PROBLEM STATEMENT: Copy everything in the data below exactly except the pictures.

Extracted data entries:
>>>>
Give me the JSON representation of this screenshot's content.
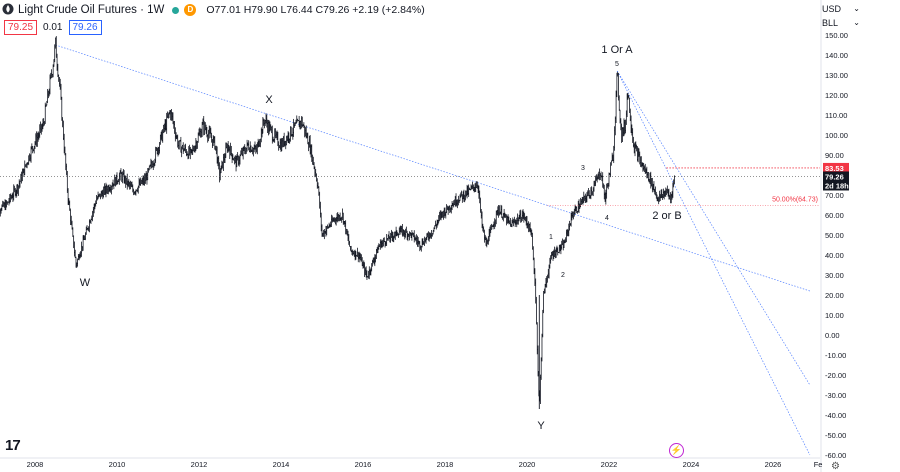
{
  "header": {
    "title": "Light Crude Oil Futures · 1W",
    "ohlc": "O77.01 H79.90 L76.44 C79.26 +2.19 (+2.84%)",
    "bid": "79.25",
    "spread": "0.01",
    "ask": "79.26"
  },
  "controls": {
    "currency": "USD",
    "unit": "BLL"
  },
  "price_labels": {
    "target": "83.53",
    "current": "79.26",
    "countdown": "2d 18h"
  },
  "chart_data": {
    "type": "line",
    "title": "Light Crude Oil Futures",
    "interval": "1W",
    "ylim": [
      -60,
      150
    ],
    "ylabel": "",
    "y_ticks": [
      "150.00",
      "140.00",
      "130.00",
      "120.00",
      "110.00",
      "100.00",
      "90.00",
      "80.00",
      "70.00",
      "60.00",
      "50.00",
      "40.00",
      "30.00",
      "20.00",
      "10.00",
      "0.00",
      "-10.00",
      "-20.00",
      "-30.00",
      "-40.00",
      "-50.00",
      "-60.00"
    ],
    "x_ticks": [
      "2008",
      "2010",
      "2012",
      "2014",
      "2016",
      "2018",
      "2020",
      "2022",
      "2024",
      "2026",
      "Fe"
    ],
    "series": [
      {
        "values": [
          [
            2007.0,
            62
          ],
          [
            2007.3,
            65
          ],
          [
            2007.6,
            75
          ],
          [
            2007.9,
            92
          ],
          [
            2008.2,
            105
          ],
          [
            2008.4,
            130
          ],
          [
            2008.5,
            145
          ],
          [
            2008.6,
            125
          ],
          [
            2008.8,
            70
          ],
          [
            2009.0,
            35
          ],
          [
            2009.2,
            48
          ],
          [
            2009.5,
            68
          ],
          [
            2009.8,
            74
          ],
          [
            2010.1,
            80
          ],
          [
            2010.4,
            72
          ],
          [
            2010.7,
            78
          ],
          [
            2010.9,
            88
          ],
          [
            2011.1,
            100
          ],
          [
            2011.3,
            112
          ],
          [
            2011.5,
            95
          ],
          [
            2011.8,
            90
          ],
          [
            2012.1,
            105
          ],
          [
            2012.4,
            95
          ],
          [
            2012.5,
            80
          ],
          [
            2012.7,
            95
          ],
          [
            2012.9,
            86
          ],
          [
            2013.2,
            95
          ],
          [
            2013.4,
            92
          ],
          [
            2013.6,
            108
          ],
          [
            2013.8,
            100
          ],
          [
            2014.0,
            95
          ],
          [
            2014.3,
            103
          ],
          [
            2014.5,
            107
          ],
          [
            2014.7,
            95
          ],
          [
            2014.9,
            75
          ],
          [
            2015.0,
            50
          ],
          [
            2015.3,
            58
          ],
          [
            2015.5,
            60
          ],
          [
            2015.7,
            42
          ],
          [
            2015.9,
            40
          ],
          [
            2016.1,
            29
          ],
          [
            2016.4,
            45
          ],
          [
            2016.6,
            48
          ],
          [
            2016.9,
            52
          ],
          [
            2017.2,
            50
          ],
          [
            2017.4,
            45
          ],
          [
            2017.7,
            52
          ],
          [
            2017.9,
            60
          ],
          [
            2018.3,
            68
          ],
          [
            2018.6,
            72
          ],
          [
            2018.8,
            76
          ],
          [
            2018.9,
            55
          ],
          [
            2019.0,
            45
          ],
          [
            2019.3,
            63
          ],
          [
            2019.6,
            55
          ],
          [
            2019.9,
            60
          ],
          [
            2020.1,
            52
          ],
          [
            2020.2,
            25
          ],
          [
            2020.3,
            -37
          ],
          [
            2020.4,
            20
          ],
          [
            2020.6,
            40
          ],
          [
            2020.9,
            45
          ],
          [
            2021.1,
            60
          ],
          [
            2021.4,
            68
          ],
          [
            2021.6,
            73
          ],
          [
            2021.8,
            82
          ],
          [
            2021.9,
            68
          ],
          [
            2022.1,
            90
          ],
          [
            2022.2,
            130
          ],
          [
            2022.3,
            100
          ],
          [
            2022.4,
            105
          ],
          [
            2022.45,
            123
          ],
          [
            2022.6,
            95
          ],
          [
            2022.8,
            85
          ],
          [
            2023.0,
            78
          ],
          [
            2023.2,
            68
          ],
          [
            2023.4,
            72
          ],
          [
            2023.5,
            68
          ],
          [
            2023.6,
            79.26
          ]
        ]
      }
    ],
    "wave_labels": [
      "W",
      "X",
      "Y",
      "1 Or A",
      "2 or B",
      "1",
      "2",
      "3",
      "4",
      "5"
    ],
    "fib_label": "50.00%(64.73)",
    "levels": {
      "fib_50": 64.73,
      "target": 83.53,
      "current": 79.26
    },
    "trendlines": [
      {
        "from": [
          2008.5,
          145
        ],
        "to": [
          2026.9,
          22
        ]
      },
      {
        "from": [
          2022.2,
          132
        ],
        "to": [
          2026.9,
          -25
        ]
      },
      {
        "from": [
          2022.2,
          132
        ],
        "to": [
          2026.9,
          -60
        ]
      }
    ],
    "grid": false,
    "colors": {
      "bars": "#131722",
      "trend": "#2962ff",
      "target": "#f23645",
      "fib": "#f23645"
    }
  }
}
<<<<
TASK ANSWER:
Give me the JSON representation of this screenshot's content.
{
  "header": {
    "title": "Light Crude Oil Futures · 1W",
    "ohlc": "O77.01 H79.90 L76.44 C79.26 +2.19 (+2.84%)",
    "bid": "79.25",
    "spread": "0.01",
    "ask": "79.26"
  },
  "controls": {
    "currency": "USD",
    "unit": "BLL"
  },
  "price_labels": {
    "target": "83.53",
    "current": "79.26",
    "countdown": "2d 18h"
  },
  "chart_data": {
    "type": "line",
    "title": "Light Crude Oil Futures",
    "interval": "1W",
    "ylim": [
      -60,
      150
    ],
    "ylabel": "",
    "y_ticks": [
      "150.00",
      "140.00",
      "130.00",
      "120.00",
      "110.00",
      "100.00",
      "90.00",
      "80.00",
      "70.00",
      "60.00",
      "50.00",
      "40.00",
      "30.00",
      "20.00",
      "10.00",
      "0.00",
      "-10.00",
      "-20.00",
      "-30.00",
      "-40.00",
      "-50.00",
      "-60.00"
    ],
    "x_ticks": [
      "2008",
      "2010",
      "2012",
      "2014",
      "2016",
      "2018",
      "2020",
      "2022",
      "2024",
      "2026",
      "Fe"
    ],
    "series": [
      {
        "values": [
          [
            2007.0,
            62
          ],
          [
            2007.3,
            65
          ],
          [
            2007.6,
            75
          ],
          [
            2007.9,
            92
          ],
          [
            2008.2,
            105
          ],
          [
            2008.4,
            130
          ],
          [
            2008.5,
            145
          ],
          [
            2008.6,
            125
          ],
          [
            2008.8,
            70
          ],
          [
            2009.0,
            35
          ],
          [
            2009.2,
            48
          ],
          [
            2009.5,
            68
          ],
          [
            2009.8,
            74
          ],
          [
            2010.1,
            80
          ],
          [
            2010.4,
            72
          ],
          [
            2010.7,
            78
          ],
          [
            2010.9,
            88
          ],
          [
            2011.1,
            100
          ],
          [
            2011.3,
            112
          ],
          [
            2011.5,
            95
          ],
          [
            2011.8,
            90
          ],
          [
            2012.1,
            105
          ],
          [
            2012.4,
            95
          ],
          [
            2012.5,
            80
          ],
          [
            2012.7,
            95
          ],
          [
            2012.9,
            86
          ],
          [
            2013.2,
            95
          ],
          [
            2013.4,
            92
          ],
          [
            2013.6,
            108
          ],
          [
            2013.8,
            100
          ],
          [
            2014.0,
            95
          ],
          [
            2014.3,
            103
          ],
          [
            2014.5,
            107
          ],
          [
            2014.7,
            95
          ],
          [
            2014.9,
            75
          ],
          [
            2015.0,
            50
          ],
          [
            2015.3,
            58
          ],
          [
            2015.5,
            60
          ],
          [
            2015.7,
            42
          ],
          [
            2015.9,
            40
          ],
          [
            2016.1,
            29
          ],
          [
            2016.4,
            45
          ],
          [
            2016.6,
            48
          ],
          [
            2016.9,
            52
          ],
          [
            2017.2,
            50
          ],
          [
            2017.4,
            45
          ],
          [
            2017.7,
            52
          ],
          [
            2017.9,
            60
          ],
          [
            2018.3,
            68
          ],
          [
            2018.6,
            72
          ],
          [
            2018.8,
            76
          ],
          [
            2018.9,
            55
          ],
          [
            2019.0,
            45
          ],
          [
            2019.3,
            63
          ],
          [
            2019.6,
            55
          ],
          [
            2019.9,
            60
          ],
          [
            2020.1,
            52
          ],
          [
            2020.2,
            25
          ],
          [
            2020.3,
            -37
          ],
          [
            2020.4,
            20
          ],
          [
            2020.6,
            40
          ],
          [
            2020.9,
            45
          ],
          [
            2021.1,
            60
          ],
          [
            2021.4,
            68
          ],
          [
            2021.6,
            73
          ],
          [
            2021.8,
            82
          ],
          [
            2021.9,
            68
          ],
          [
            2022.1,
            90
          ],
          [
            2022.2,
            130
          ],
          [
            2022.3,
            100
          ],
          [
            2022.4,
            105
          ],
          [
            2022.45,
            123
          ],
          [
            2022.6,
            95
          ],
          [
            2022.8,
            85
          ],
          [
            2023.0,
            78
          ],
          [
            2023.2,
            68
          ],
          [
            2023.4,
            72
          ],
          [
            2023.5,
            68
          ],
          [
            2023.6,
            79.26
          ]
        ]
      }
    ],
    "wave_labels": [
      "W",
      "X",
      "Y",
      "1 Or A",
      "2 or B",
      "1",
      "2",
      "3",
      "4",
      "5"
    ],
    "fib_label": "50.00%(64.73)",
    "levels": {
      "fib_50": 64.73,
      "target": 83.53,
      "current": 79.26
    },
    "trendlines": [
      {
        "from": [
          2008.5,
          145
        ],
        "to": [
          2026.9,
          22
        ]
      },
      {
        "from": [
          2022.2,
          132
        ],
        "to": [
          2026.9,
          -25
        ]
      },
      {
        "from": [
          2022.2,
          132
        ],
        "to": [
          2026.9,
          -60
        ]
      }
    ],
    "grid": false,
    "colors": {
      "bars": "#131722",
      "trend": "#2962ff",
      "target": "#f23645",
      "fib": "#f23645"
    }
  }
}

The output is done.